* Task objective
Identify the lines that contain the word "Bağlantıları" and copy each one.

* The data
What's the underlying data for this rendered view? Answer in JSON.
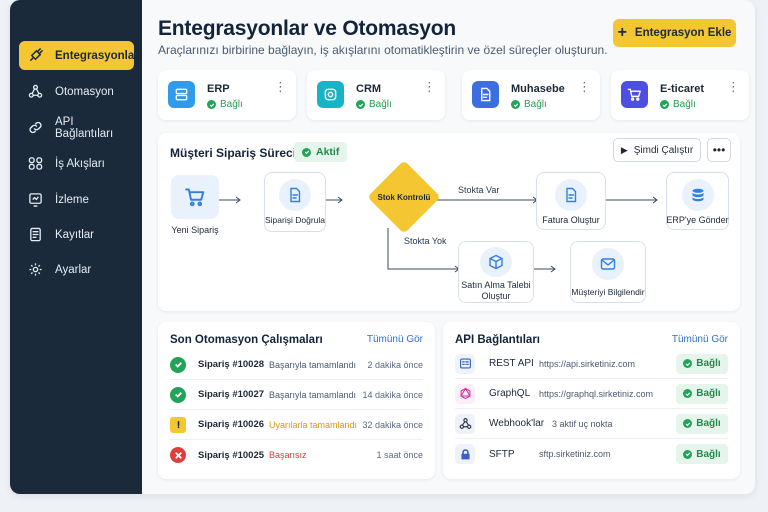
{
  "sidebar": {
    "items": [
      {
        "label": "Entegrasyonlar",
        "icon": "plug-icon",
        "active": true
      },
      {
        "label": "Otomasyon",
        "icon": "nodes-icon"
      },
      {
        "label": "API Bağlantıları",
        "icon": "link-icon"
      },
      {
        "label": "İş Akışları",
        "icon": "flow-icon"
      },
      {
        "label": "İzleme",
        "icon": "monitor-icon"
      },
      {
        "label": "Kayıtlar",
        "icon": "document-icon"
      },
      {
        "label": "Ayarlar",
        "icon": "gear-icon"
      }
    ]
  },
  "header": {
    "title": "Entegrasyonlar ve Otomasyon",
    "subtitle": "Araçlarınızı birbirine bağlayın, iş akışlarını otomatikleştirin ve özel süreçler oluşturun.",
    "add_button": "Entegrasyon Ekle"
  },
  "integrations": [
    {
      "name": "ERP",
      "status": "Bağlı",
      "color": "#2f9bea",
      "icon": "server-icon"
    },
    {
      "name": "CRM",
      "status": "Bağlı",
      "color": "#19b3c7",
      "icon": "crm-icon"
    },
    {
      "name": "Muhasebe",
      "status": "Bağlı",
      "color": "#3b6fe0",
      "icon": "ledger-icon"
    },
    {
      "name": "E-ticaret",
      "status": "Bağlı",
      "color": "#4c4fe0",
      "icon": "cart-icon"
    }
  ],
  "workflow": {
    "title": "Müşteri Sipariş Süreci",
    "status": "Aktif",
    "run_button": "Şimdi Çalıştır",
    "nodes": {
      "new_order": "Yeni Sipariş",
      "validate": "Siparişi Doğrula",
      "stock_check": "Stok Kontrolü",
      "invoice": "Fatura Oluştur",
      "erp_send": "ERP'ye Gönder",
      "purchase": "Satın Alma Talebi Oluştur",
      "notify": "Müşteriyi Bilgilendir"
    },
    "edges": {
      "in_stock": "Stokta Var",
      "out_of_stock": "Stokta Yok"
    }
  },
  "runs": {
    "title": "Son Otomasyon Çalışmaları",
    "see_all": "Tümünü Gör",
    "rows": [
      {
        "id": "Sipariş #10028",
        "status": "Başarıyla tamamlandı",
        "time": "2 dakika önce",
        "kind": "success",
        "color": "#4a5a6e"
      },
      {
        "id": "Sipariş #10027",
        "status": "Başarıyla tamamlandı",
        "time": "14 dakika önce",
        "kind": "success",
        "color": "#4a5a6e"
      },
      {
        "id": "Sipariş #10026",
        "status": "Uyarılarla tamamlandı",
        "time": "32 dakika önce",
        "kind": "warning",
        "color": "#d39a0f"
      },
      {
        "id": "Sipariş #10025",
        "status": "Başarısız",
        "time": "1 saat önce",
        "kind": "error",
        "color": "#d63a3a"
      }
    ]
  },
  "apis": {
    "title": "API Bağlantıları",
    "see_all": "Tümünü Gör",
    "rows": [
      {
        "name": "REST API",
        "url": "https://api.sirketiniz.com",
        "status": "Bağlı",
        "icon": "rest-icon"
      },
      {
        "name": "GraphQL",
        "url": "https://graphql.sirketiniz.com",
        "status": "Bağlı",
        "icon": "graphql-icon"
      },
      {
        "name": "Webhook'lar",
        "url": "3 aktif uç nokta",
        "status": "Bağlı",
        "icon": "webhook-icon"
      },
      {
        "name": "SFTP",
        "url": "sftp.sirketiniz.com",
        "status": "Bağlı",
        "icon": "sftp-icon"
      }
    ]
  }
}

* Result
        "label": "API Bağlantıları",
    "title": "API Bağlantıları",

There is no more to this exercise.